■ **GIVEN EXERCISE**
In the listing, update the lines between the one holding "Identify all the" and the one holding "481, 123, 497]", inclusive, by replacing "reference-bullet" with "list-marker" and leaving everything else as it is. Return only those lines, without the pictures.

■ **PROVIDED INFORMATION**
= = =
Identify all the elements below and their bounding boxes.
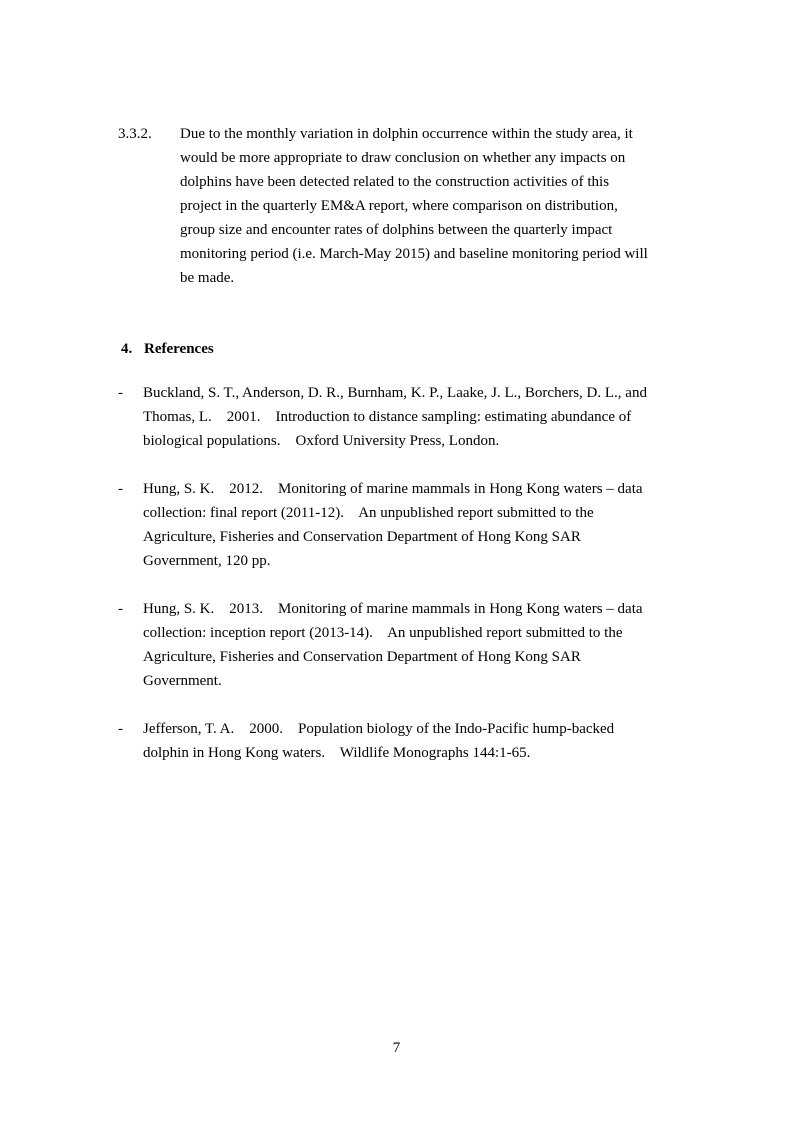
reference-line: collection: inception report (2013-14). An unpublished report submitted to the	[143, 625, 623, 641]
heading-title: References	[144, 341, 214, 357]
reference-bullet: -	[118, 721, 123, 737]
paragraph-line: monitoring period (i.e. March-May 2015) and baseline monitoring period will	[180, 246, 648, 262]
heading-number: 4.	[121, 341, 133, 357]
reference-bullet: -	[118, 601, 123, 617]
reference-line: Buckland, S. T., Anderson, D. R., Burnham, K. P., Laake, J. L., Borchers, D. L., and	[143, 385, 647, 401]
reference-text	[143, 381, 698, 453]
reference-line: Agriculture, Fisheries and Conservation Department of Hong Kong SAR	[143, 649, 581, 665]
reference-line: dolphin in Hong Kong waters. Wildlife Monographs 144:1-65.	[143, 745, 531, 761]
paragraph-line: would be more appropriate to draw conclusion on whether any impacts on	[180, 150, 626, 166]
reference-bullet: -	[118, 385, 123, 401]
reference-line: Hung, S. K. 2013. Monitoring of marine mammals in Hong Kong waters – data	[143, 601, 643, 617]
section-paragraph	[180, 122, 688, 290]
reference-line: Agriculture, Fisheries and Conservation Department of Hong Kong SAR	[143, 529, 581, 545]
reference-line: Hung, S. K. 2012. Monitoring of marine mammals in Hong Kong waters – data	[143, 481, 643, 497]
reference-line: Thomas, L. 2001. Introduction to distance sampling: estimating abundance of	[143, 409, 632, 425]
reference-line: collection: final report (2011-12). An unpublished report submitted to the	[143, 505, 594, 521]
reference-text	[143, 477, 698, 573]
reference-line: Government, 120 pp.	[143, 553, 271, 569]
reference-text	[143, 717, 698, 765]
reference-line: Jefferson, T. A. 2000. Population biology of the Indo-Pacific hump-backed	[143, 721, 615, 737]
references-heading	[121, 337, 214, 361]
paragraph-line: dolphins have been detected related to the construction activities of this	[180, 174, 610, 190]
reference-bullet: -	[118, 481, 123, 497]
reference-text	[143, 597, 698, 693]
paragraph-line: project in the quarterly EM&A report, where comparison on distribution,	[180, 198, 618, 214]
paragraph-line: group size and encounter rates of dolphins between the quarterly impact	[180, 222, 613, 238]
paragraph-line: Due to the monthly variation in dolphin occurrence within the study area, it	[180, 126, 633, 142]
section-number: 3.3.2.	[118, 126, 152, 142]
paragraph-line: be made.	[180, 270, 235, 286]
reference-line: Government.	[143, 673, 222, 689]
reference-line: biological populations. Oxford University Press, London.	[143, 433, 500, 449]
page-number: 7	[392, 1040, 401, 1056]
= = =
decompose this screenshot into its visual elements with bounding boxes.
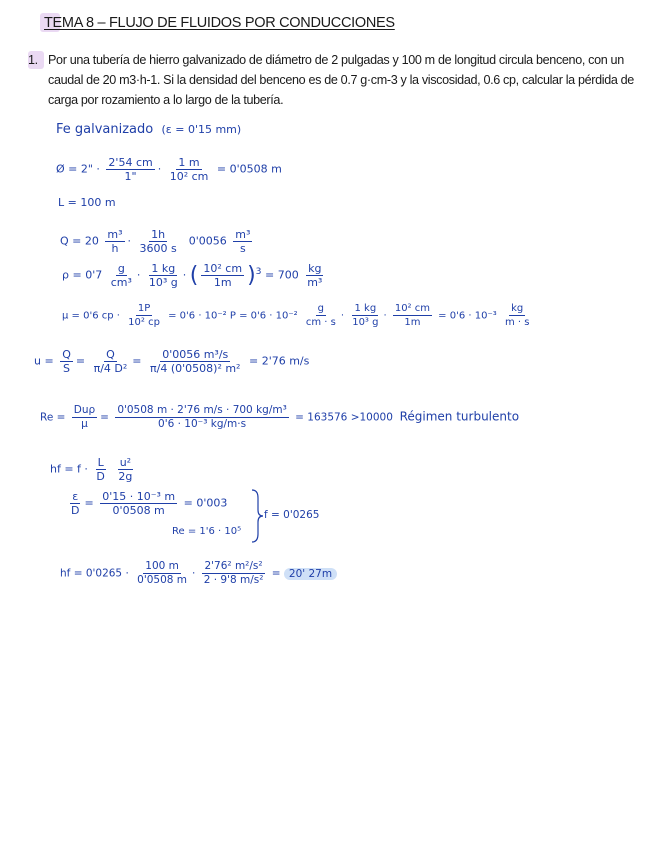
= = =
■ **RESULT FOR THIS EXERCISE**
Identify all the elements below and their bounding boxes.
reference-line: collection: inception report (2013-14). An unpublished report submitted to the	[143, 625, 623, 641]
heading-title: References	[144, 341, 214, 357]
list-marker: -	[118, 721, 123, 737]
paragraph-line: monitoring period (i.e. March-May 2015) and baseline monitoring period will	[180, 246, 648, 262]
heading-number: 4.	[121, 341, 133, 357]
list-marker: -	[118, 601, 123, 617]
reference-line: Buckland, S. T., Anderson, D. R., Burnham, K. P., Laake, J. L., Borchers, D. L., and	[143, 385, 647, 401]
reference-text	[143, 381, 698, 453]
reference-line: Agriculture, Fisheries and Conservation Department of Hong Kong SAR	[143, 649, 581, 665]
reference-line: dolphin in Hong Kong waters. Wildlife Monographs 144:1-65.	[143, 745, 531, 761]
paragraph-line: would be more appropriate to draw conclusion on whether any impacts on	[180, 150, 626, 166]
list-marker: -	[118, 385, 123, 401]
reference-line: Hung, S. K. 2013. Monitoring of marine mammals in Hong Kong waters – data	[143, 601, 643, 617]
section-paragraph	[180, 122, 688, 290]
reference-line: Agriculture, Fisheries and Conservation Department of Hong Kong SAR	[143, 529, 581, 545]
reference-line: Hung, S. K. 2012. Monitoring of marine mammals in Hong Kong waters – data	[143, 481, 643, 497]
reference-line: Thomas, L. 2001. Introduction to distance sampling: estimating abundance of	[143, 409, 632, 425]
reference-line: collection: final report (2011-12). An unpublished report submitted to the	[143, 505, 594, 521]
reference-text	[143, 477, 698, 573]
reference-line: Government, 120 pp.	[143, 553, 271, 569]
reference-text	[143, 717, 698, 765]
reference-line: Jefferson, T. A. 2000. Population biology of the Indo-Pacific hump-backed	[143, 721, 615, 737]
references-heading	[121, 337, 214, 361]
paragraph-line: dolphins have been detected related to the construction activities of this	[180, 174, 610, 190]
list-marker: -	[118, 481, 123, 497]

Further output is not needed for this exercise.